------ Material for this task ------

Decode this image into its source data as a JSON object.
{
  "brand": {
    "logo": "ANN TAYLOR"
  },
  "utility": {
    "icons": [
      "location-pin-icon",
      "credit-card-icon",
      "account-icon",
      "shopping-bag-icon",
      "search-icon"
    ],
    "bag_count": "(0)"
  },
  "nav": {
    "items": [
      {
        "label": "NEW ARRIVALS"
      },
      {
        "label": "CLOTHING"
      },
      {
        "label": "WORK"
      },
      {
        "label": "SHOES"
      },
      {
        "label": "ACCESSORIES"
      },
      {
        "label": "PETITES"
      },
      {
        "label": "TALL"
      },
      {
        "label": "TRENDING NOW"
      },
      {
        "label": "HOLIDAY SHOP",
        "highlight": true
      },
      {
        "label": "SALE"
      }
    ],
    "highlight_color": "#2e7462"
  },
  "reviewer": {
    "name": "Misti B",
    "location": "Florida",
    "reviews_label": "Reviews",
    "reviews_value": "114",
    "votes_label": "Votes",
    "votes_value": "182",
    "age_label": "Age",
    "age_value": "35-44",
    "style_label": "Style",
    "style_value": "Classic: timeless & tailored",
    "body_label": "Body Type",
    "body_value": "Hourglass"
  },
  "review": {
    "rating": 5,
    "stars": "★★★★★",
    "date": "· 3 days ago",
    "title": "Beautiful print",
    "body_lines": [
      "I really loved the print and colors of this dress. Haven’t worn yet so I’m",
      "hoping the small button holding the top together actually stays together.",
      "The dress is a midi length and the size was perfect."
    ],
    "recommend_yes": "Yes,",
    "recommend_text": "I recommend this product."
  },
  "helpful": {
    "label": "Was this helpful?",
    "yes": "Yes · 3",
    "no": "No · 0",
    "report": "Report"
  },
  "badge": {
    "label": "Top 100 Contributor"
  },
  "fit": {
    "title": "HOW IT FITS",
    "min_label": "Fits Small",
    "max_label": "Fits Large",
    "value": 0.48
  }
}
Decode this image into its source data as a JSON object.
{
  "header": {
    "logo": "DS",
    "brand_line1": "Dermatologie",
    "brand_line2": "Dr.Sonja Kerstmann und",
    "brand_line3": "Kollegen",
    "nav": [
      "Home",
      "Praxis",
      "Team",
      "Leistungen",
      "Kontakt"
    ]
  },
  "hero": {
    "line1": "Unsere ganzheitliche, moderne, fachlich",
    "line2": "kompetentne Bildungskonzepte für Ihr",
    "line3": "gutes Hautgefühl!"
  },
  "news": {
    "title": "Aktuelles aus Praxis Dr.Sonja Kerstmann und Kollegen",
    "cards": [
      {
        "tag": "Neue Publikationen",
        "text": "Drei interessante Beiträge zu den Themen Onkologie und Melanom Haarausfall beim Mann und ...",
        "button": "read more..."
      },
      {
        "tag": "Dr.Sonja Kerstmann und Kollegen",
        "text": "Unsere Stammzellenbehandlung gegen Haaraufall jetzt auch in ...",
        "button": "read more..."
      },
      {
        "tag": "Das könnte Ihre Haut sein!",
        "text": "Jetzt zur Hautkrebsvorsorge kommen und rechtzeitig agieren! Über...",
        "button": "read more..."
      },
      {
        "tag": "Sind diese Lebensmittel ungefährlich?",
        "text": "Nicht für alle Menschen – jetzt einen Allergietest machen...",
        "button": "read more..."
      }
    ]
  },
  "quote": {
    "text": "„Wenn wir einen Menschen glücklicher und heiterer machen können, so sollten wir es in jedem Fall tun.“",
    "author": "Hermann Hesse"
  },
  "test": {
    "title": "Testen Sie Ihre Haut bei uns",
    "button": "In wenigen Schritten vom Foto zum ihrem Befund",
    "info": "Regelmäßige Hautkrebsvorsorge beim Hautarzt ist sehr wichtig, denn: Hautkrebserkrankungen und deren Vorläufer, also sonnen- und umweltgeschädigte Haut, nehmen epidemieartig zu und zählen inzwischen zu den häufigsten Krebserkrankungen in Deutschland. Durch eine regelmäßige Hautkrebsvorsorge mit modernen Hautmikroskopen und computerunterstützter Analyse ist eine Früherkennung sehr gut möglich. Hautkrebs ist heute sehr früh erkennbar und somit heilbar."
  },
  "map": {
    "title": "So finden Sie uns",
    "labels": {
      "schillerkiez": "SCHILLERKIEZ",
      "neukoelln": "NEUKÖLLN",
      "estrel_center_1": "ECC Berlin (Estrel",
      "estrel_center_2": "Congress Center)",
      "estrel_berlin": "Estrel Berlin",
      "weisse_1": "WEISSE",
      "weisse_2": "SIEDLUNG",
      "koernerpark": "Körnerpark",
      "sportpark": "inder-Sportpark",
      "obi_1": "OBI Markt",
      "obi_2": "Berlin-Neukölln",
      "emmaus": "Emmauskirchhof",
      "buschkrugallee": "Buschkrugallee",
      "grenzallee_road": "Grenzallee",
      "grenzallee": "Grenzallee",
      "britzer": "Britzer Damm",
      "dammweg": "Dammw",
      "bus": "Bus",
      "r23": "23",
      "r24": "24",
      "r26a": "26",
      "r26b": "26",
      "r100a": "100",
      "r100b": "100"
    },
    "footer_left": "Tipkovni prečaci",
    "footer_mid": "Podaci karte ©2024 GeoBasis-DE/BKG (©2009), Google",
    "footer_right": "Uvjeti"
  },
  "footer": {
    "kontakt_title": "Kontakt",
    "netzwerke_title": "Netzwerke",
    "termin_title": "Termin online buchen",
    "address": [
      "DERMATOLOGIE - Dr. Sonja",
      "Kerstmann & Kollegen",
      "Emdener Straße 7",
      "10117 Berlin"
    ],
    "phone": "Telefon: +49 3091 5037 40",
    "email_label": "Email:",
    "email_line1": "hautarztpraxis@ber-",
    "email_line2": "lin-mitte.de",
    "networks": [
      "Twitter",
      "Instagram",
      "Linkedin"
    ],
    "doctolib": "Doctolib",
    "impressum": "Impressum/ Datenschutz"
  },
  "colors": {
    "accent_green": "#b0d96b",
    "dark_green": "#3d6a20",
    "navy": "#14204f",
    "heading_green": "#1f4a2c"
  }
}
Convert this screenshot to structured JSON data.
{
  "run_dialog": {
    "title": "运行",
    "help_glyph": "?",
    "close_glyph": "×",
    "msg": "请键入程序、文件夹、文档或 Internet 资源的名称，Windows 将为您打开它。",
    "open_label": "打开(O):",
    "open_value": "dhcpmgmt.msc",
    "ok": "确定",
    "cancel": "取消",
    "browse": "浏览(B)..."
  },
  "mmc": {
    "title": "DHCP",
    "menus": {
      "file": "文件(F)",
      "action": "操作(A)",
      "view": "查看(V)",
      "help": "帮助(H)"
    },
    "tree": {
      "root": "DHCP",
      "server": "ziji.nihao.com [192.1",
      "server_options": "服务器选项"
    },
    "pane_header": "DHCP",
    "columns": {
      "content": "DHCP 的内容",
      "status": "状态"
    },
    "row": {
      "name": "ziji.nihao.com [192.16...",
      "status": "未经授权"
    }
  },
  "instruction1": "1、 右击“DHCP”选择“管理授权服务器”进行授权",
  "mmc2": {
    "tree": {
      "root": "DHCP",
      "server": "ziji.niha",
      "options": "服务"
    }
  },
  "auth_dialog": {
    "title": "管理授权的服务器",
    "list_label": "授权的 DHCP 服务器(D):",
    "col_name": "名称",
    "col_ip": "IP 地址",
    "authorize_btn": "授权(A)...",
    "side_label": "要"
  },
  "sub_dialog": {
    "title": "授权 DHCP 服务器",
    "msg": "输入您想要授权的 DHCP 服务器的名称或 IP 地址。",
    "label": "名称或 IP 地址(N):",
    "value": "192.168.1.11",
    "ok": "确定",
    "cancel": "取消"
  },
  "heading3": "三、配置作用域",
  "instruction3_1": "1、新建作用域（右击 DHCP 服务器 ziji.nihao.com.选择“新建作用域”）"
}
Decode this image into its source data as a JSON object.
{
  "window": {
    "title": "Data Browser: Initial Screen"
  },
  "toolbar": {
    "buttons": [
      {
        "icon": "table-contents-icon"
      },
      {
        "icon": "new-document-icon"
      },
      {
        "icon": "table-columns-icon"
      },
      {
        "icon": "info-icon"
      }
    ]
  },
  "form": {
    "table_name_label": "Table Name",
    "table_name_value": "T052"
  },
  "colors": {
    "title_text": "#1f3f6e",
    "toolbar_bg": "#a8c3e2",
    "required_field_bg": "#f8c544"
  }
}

------

#### [Brief]
Which lines contain "print"? Copy each of them out.

#### [Exercise answer]
    "title": "Beautiful print",
      "I really loved the print and colors of this dress. Haven’t worn yet so I’m",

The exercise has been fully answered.